WHAT TO PRODUCE => Skip any picture you find and retype all the remaining lines exactly.

Items from a data source:
-- begin --

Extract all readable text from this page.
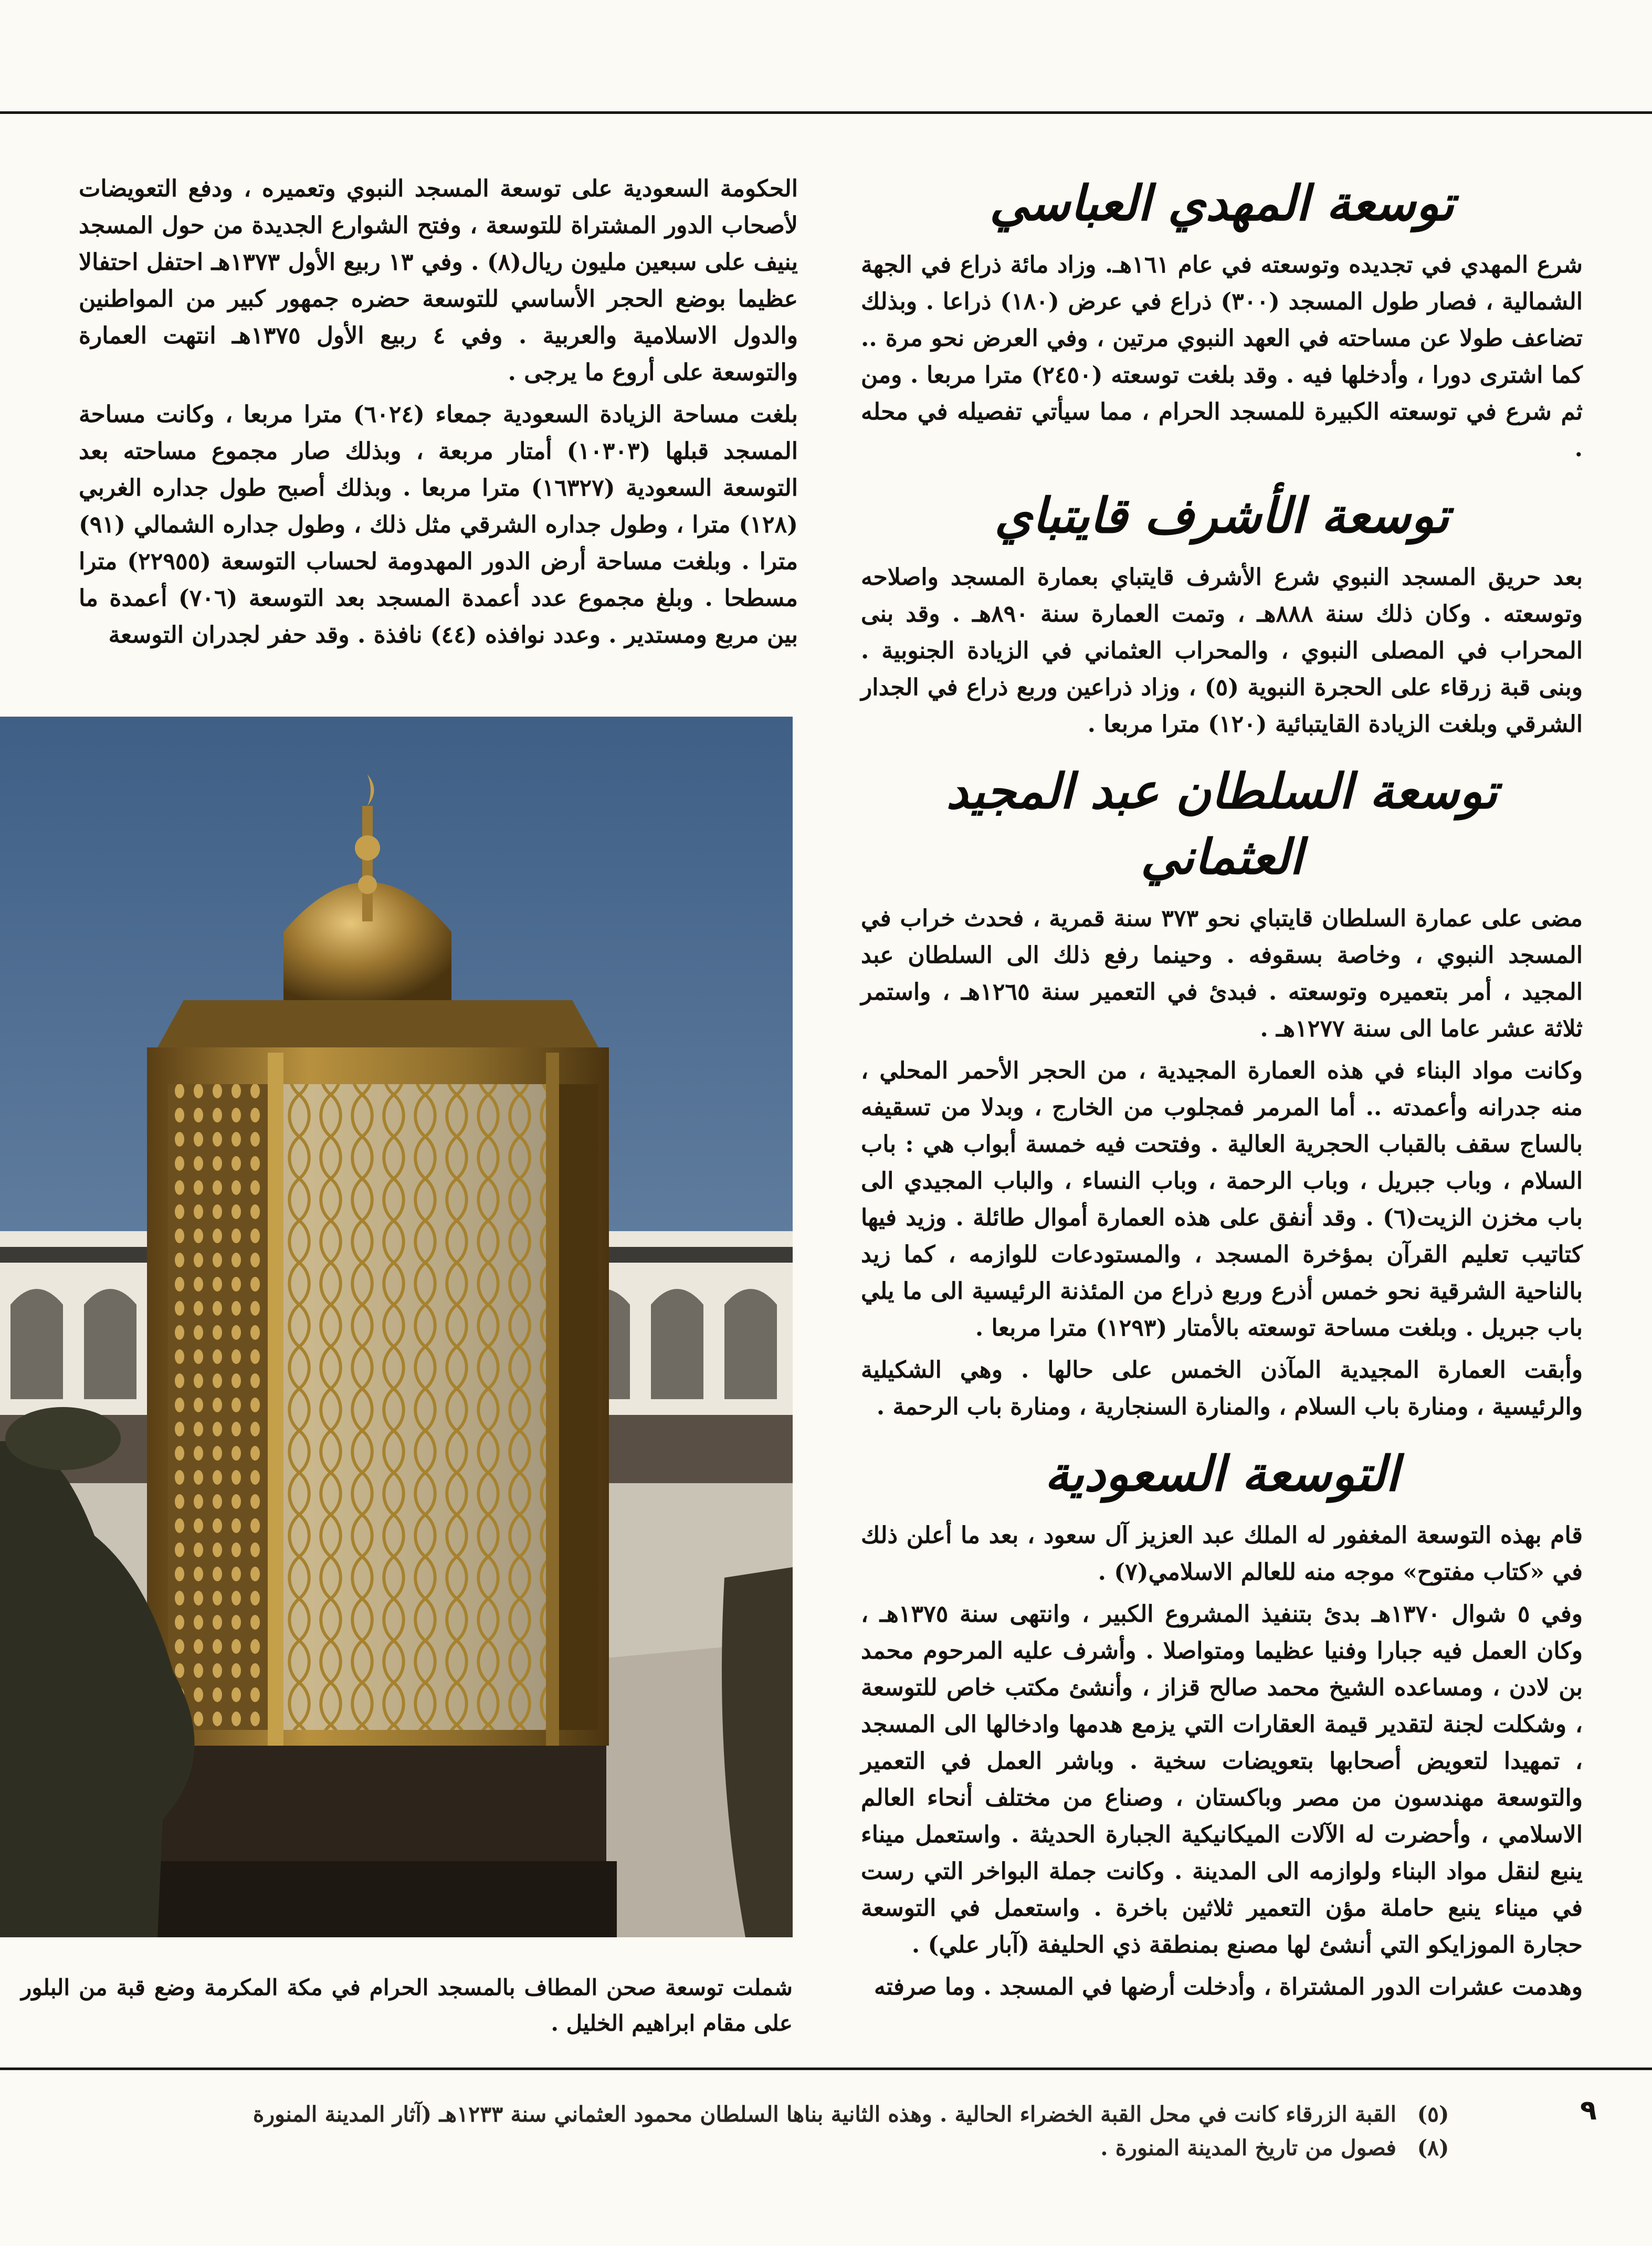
توسعة المهدي العباسي

شرع المهدي في تجديده وتوسعته في عام ١٦١هـ. وزاد مائة ذراع في الجهة الشمالية ، فصار طول المسجد (٣٠٠) ذراع في عرض (١٨٠) ذراعا . وبذلك تضاعف طولا عن مساحته في العهد النبوي مرتين ، وفي العرض نحو مرة .. كما اشترى دورا ، وأدخلها فيه . وقد بلغت توسعته (٢٤٥٠) مترا مربعا . ومن ثم شرع في توسعته الكبيرة للمسجد الحرام ، مما سيأتي تفصيله في محله .

توسعة الأشرف قايتباي

بعد حريق المسجد النبوي شرع الأشرف قايتباي بعمارة المسجد واصلاحه وتوسعته . وكان ذلك سنة ٨٨٨هـ ، وتمت العمارة سنة ٨٩٠هـ . وقد بنى المحراب في المصلى النبوي ، والمحراب العثماني في الزيادة الجنوبية . وبنى قبة زرقاء على الحجرة النبوية (٥) ، وزاد ذراعين وربع ذراع في الجدار الشرقي وبلغت الزيادة القايتبائية (١٢٠) مترا مربعا .

توسعة السلطان عبد المجيد العثماني

مضى على عمارة السلطان قايتباي نحو ٣٧٣ سنة قمرية ، فحدث خراب في المسجد النبوي ، وخاصة بسقوفه . وحينما رفع ذلك الى السلطان عبد المجيد ، أمر بتعميره وتوسعته . فبدئ في التعمير سنة ١٢٦٥هـ ، واستمر ثلاثة عشر عاما الى سنة ١٢٧٧هـ .

وكانت مواد البناء في هذه العمارة المجيدية ، من الحجر الأحمر المحلي ، منه جدرانه وأعمدته .. أما المرمر فمجلوب من الخارج ، وبدلا من تسقيفه بالساج سقف بالقباب الحجرية العالية . وفتحت فيه خمسة أبواب هي : باب السلام ، وباب جبريل ، وباب الرحمة ، وباب النساء ، والباب المجيدي الى باب مخزن الزيت(٦) . وقد أنفق على هذه العمارة أموال طائلة . وزيد فيها كتاتيب تعليم القرآن بمؤخرة المسجد ، والمستودعات للوازمه ، كما زيد بالناحية الشرقية نحو خمس أذرع وربع ذراع من المئذنة الرئيسية الى ما يلي باب جبريل . وبلغت مساحة توسعته بالأمتار (١٢٩٣) مترا مربعا .

وأبقت العمارة المجيدية المآذن الخمس على حالها . وهي الشكيلية والرئيسية ، ومنارة باب السلام ، والمنارة السنجارية ، ومنارة باب الرحمة .

التوسعة السعودية

قام بهذه التوسعة المغفور له الملك عبد العزيز آل سعود ، بعد ما أعلن ذلك في «كتاب مفتوح» موجه منه للعالم الاسلامي(٧) .

وفي ٥ شوال ١٣٧٠هـ بدئ بتنفيذ المشروع الكبير ، وانتهى سنة ١٣٧٥هـ ، وكان العمل فيه جبارا وفنيا عظيما ومتواصلا . وأشرف عليه المرحوم محمد بن لادن ، ومساعده الشيخ محمد صالح قزاز ، وأنشئ مكتب خاص للتوسعة ، وشكلت لجنة لتقدير قيمة العقارات التي يزمع هدمها وادخالها الى المسجد ، تمهيدا لتعويض أصحابها بتعويضات سخية . وباشر العمل في التعمير والتوسعة مهندسون من مصر وباكستان ، وصناع من مختلف أنحاء العالم الاسلامي ، وأحضرت له الآلات الميكانيكية الجبارة الحديثة . واستعمل ميناء ينبع لنقل مواد البناء ولوازمه الى المدينة . وكانت جملة البواخر التي رست في ميناء ينبع حاملة مؤن التعمير ثلاثين باخرة . واستعمل في التوسعة حجارة الموزايكو التي أنشئ لها مصنع بمنطقة ذي الحليفة (آبار علي) .

وهدمت عشرات الدور المشتراة ، وأدخلت أرضها في المسجد . وما صرفته

الحكومة السعودية على توسعة المسجد النبوي وتعميره ، ودفع التعويضات لأصحاب الدور المشتراة للتوسعة ، وفتح الشوارع الجديدة من حول المسجد ينيف على سبعين مليون ريال(٨) . وفي ١٣ ربيع الأول ١٣٧٣هـ احتفل احتفالا عظيما بوضع الحجر الأساسي للتوسعة حضره جمهور كبير من المواطنين والدول الاسلامية والعربية . وفي ٤ ربيع الأول ١٣٧٥هـ انتهت العمارة والتوسعة على أروع ما يرجى .

بلغت مساحة الزيادة السعودية جمعاء (٦٠٢٤) مترا مربعا ، وكانت مساحة المسجد قبلها (١٠٣٠٣) أمتار مربعة ، وبذلك صار مجموع مساحته بعد التوسعة السعودية (١٦٣٢٧) مترا مربعا . وبذلك أصبح طول جداره الغربي (١٢٨) مترا ، وطول جداره الشرقي مثل ذلك ، وطول جداره الشمالي (٩١) مترا . وبلغت مساحة أرض الدور المهدومة لحساب التوسعة (٢٢٩٥٥) مترا مسطحا . وبلغ مجموع عدد أعمدة المسجد بعد التوسعة (٧٠٦) أعمدة ما بين مربع ومستدير . وعدد نوافذه (٤٤) نافذة . وقد حفر لجدران التوسعة

شملت توسعة صحن المطاف بالمسجد الحرام في مكة المكرمة وضع قبة من البلور على مقام ابراهيم الخليل .

٩
(٥)
القبة الزرقاء كانت في محل القبة الخضراء الحالية . وهذه الثانية بناها السلطان محمود العثماني سنة ١٢٣٣هـ (آثار المدينة المنورة
(٨)
فصول من تاريخ المدينة المنورة .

-- end --

SOLUTION =>
Extract all readable text from this page.
توسعة المهدي العباسي

شرع المهدي في تجديده وتوسعته في عام ١٦١هـ. وزاد مائة ذراع في الجهة الشمالية ، فصار طول المسجد (٣٠٠) ذراع في عرض (١٨٠) ذراعا . وبذلك تضاعف طولا عن مساحته في العهد النبوي مرتين ، وفي العرض نحو مرة .. كما اشترى دورا ، وأدخلها فيه . وقد بلغت توسعته (٢٤٥٠) مترا مربعا . ومن ثم شرع في توسعته الكبيرة للمسجد الحرام ، مما سيأتي تفصيله في محله .

توسعة الأشرف قايتباي

بعد حريق المسجد النبوي شرع الأشرف قايتباي بعمارة المسجد واصلاحه وتوسعته . وكان ذلك سنة ٨٨٨هـ ، وتمت العمارة سنة ٨٩٠هـ . وقد بنى المحراب في المصلى النبوي ، والمحراب العثماني في الزيادة الجنوبية . وبنى قبة زرقاء على الحجرة النبوية (٥) ، وزاد ذراعين وربع ذراع في الجدار الشرقي وبلغت الزيادة القايتبائية (١٢٠) مترا مربعا .

توسعة السلطان عبد المجيد العثماني

مضى على عمارة السلطان قايتباي نحو ٣٧٣ سنة قمرية ، فحدث خراب في المسجد النبوي ، وخاصة بسقوفه . وحينما رفع ذلك الى السلطان عبد المجيد ، أمر بتعميره وتوسعته . فبدئ في التعمير سنة ١٢٦٥هـ ، واستمر ثلاثة عشر عاما الى سنة ١٢٧٧هـ .

وكانت مواد البناء في هذه العمارة المجيدية ، من الحجر الأحمر المحلي ، منه جدرانه وأعمدته .. أما المرمر فمجلوب من الخارج ، وبدلا من تسقيفه بالساج سقف بالقباب الحجرية العالية . وفتحت فيه خمسة أبواب هي : باب السلام ، وباب جبريل ، وباب الرحمة ، وباب النساء ، والباب المجيدي الى باب مخزن الزيت(٦) . وقد أنفق على هذه العمارة أموال طائلة . وزيد فيها كتاتيب تعليم القرآن بمؤخرة المسجد ، والمستودعات للوازمه ، كما زيد بالناحية الشرقية نحو خمس أذرع وربع ذراع من المئذنة الرئيسية الى ما يلي باب جبريل . وبلغت مساحة توسعته بالأمتار (١٢٩٣) مترا مربعا .

وأبقت العمارة المجيدية المآذن الخمس على حالها . وهي الشكيلية والرئيسية ، ومنارة باب السلام ، والمنارة السنجارية ، ومنارة باب الرحمة .

التوسعة السعودية

قام بهذه التوسعة المغفور له الملك عبد العزيز آل سعود ، بعد ما أعلن ذلك في «كتاب مفتوح» موجه منه للعالم الاسلامي(٧) .

وفي ٥ شوال ١٣٧٠هـ بدئ بتنفيذ المشروع الكبير ، وانتهى سنة ١٣٧٥هـ ، وكان العمل فيه جبارا وفنيا عظيما ومتواصلا . وأشرف عليه المرحوم محمد بن لادن ، ومساعده الشيخ محمد صالح قزاز ، وأنشئ مكتب خاص للتوسعة ، وشكلت لجنة لتقدير قيمة العقارات التي يزمع هدمها وادخالها الى المسجد ، تمهيدا لتعويض أصحابها بتعويضات سخية . وباشر العمل في التعمير والتوسعة مهندسون من مصر وباكستان ، وصناع من مختلف أنحاء العالم الاسلامي ، وأحضرت له الآلات الميكانيكية الجبارة الحديثة . واستعمل ميناء ينبع لنقل مواد البناء ولوازمه الى المدينة . وكانت جملة البواخر التي رست في ميناء ينبع حاملة مؤن التعمير ثلاثين باخرة . واستعمل في التوسعة حجارة الموزايكو التي أنشئ لها مصنع بمنطقة ذي الحليفة (آبار علي) .

وهدمت عشرات الدور المشتراة ، وأدخلت أرضها في المسجد . وما صرفته

الحكومة السعودية على توسعة المسجد النبوي وتعميره ، ودفع التعويضات لأصحاب الدور المشتراة للتوسعة ، وفتح الشوارع الجديدة من حول المسجد ينيف على سبعين مليون ريال(٨) . وفي ١٣ ربيع الأول ١٣٧٣هـ احتفل احتفالا عظيما بوضع الحجر الأساسي للتوسعة حضره جمهور كبير من المواطنين والدول الاسلامية والعربية . وفي ٤ ربيع الأول ١٣٧٥هـ انتهت العمارة والتوسعة على أروع ما يرجى .

بلغت مساحة الزيادة السعودية جمعاء (٦٠٢٤) مترا مربعا ، وكانت مساحة المسجد قبلها (١٠٣٠٣) أمتار مربعة ، وبذلك صار مجموع مساحته بعد التوسعة السعودية (١٦٣٢٧) مترا مربعا . وبذلك أصبح طول جداره الغربي (١٢٨) مترا ، وطول جداره الشرقي مثل ذلك ، وطول جداره الشمالي (٩١) مترا . وبلغت مساحة أرض الدور المهدومة لحساب التوسعة (٢٢٩٥٥) مترا مسطحا . وبلغ مجموع عدد أعمدة المسجد بعد التوسعة (٧٠٦) أعمدة ما بين مربع ومستدير . وعدد نوافذه (٤٤) نافذة . وقد حفر لجدران التوسعة

شملت توسعة صحن المطاف بالمسجد الحرام في مكة المكرمة وضع قبة من البلور على مقام ابراهيم الخليل .

٩
(٥)
القبة الزرقاء كانت في محل القبة الخضراء الحالية . وهذه الثانية بناها السلطان محمود العثماني سنة ١٢٣٣هـ (آثار المدينة المنورة
(٨)
فصول من تاريخ المدينة المنورة .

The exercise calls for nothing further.